Excerpted passage —
=-=-=
WCAG 2.1 · Level A · Understandable

WCAG 3.2.1 — On Focus, explained with examples

When any component receives focus, it must not initiate a change of context. Sudden navigation, opened modals, or auto-submitted forms on focus disorient keyboard users.

Number
3.2.1
Level
A
Principle
Understandable
Guideline
3.2 Predictable

Why this criterion exists

Sudden navigation, opened modals, or auto-submitted forms on focus disorient keyboard users.

If you only remember one thing: when any component receives focus, it must not initiate a change of context. Everything else on this page is detail.

Who feels it when this fails

Accessibility criteria sometimes feel abstract until you see who pays the cost when a site ignores them. On Focus affects:

  • Keyboard users

  • Screen reader users

How sites typically fail it

These are the patterns we see week after week. None are intentional — they are accidents of how teams build interfaces under deadline. Knowing the failure modes is the fastest path to writing them out of your component library.

  • Dropdown that auto-submits on selection

  • Modal that opens when a form field receives focus

How to test for it

  • Tab through every interactive element; nothing should navigate or open without an explicit click/key.

Automated scanners catch this criterion most of the time, but never all of the time. Manual testing with the keyboard and a screen reader closes the gap.

A code fix you can copy

Trigger on user action (change, click), never on focus alone.

The problem

JavaScript
select.addEventListener('focus', () => form.submit());

The fix

JavaScript
select.addEventListener('change', () => form.submit());

Trigger on user action (change, click), never on focus alone.
=-=-=
Data —

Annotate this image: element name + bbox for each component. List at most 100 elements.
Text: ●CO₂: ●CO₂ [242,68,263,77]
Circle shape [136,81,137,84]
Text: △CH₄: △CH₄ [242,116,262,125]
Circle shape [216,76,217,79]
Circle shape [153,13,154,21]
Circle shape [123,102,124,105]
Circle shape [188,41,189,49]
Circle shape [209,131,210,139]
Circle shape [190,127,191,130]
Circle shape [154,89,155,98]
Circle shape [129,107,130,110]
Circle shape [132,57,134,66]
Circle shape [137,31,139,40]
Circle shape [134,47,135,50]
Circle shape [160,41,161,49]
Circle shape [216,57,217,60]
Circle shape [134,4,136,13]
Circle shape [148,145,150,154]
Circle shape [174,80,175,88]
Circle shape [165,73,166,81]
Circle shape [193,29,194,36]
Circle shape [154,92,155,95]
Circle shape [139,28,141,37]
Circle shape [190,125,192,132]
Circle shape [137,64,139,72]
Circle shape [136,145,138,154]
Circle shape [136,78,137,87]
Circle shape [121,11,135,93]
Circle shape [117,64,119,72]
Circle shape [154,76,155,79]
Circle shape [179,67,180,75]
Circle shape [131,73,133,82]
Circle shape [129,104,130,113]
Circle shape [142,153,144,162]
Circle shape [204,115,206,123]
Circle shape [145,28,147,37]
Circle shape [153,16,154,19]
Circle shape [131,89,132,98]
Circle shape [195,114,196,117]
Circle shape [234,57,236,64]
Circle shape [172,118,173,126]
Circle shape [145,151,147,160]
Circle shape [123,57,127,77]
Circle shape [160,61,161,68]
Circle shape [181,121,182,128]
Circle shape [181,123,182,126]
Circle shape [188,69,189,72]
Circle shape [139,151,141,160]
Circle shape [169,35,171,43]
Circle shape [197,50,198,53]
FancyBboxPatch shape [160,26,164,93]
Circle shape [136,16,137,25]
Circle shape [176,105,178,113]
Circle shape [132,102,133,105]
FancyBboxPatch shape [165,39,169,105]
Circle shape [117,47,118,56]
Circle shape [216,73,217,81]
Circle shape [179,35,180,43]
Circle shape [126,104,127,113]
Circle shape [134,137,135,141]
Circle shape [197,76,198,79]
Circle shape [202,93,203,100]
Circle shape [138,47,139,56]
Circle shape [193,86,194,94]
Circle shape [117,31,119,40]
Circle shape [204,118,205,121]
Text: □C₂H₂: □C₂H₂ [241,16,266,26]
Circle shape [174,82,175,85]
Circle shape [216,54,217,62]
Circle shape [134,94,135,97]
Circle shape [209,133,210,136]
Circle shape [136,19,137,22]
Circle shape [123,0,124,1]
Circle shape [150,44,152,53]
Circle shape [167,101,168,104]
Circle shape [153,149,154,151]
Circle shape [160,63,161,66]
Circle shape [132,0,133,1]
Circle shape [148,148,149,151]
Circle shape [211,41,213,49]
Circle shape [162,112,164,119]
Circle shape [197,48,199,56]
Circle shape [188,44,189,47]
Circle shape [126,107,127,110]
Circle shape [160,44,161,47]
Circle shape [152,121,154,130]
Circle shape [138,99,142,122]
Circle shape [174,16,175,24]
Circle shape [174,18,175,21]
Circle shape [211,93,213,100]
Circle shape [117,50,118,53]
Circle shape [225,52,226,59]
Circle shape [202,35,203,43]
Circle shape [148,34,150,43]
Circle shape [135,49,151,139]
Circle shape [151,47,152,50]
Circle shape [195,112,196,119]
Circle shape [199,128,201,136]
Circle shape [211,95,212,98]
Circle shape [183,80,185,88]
=-=-=
Activity list —
a. Answer these about the On Focus page:
(i) Which guideline does criterion 3.2.1 fall under?
(ii) Which two groups of users does it list as affected?
(iii) In the code fix, which event replaces 'focus'?
b. Write out the part of the On Focus page starting with "How to test" and going on through "closes the gap.".
The items are separate material with no connection to the On Focus page.

Results in order —
a.
(i) 3.2 Predictable
(ii) Keyboard users and screen reader users
(iii) 'change'

b.
How to test for it

  • Tab through every interactive element; nothing should navigate or open without an explicit click/key.

Automated scanners catch this criterion most of the time, but never all of the time. Manual testing with the keyboard and a screen reader closes the gap.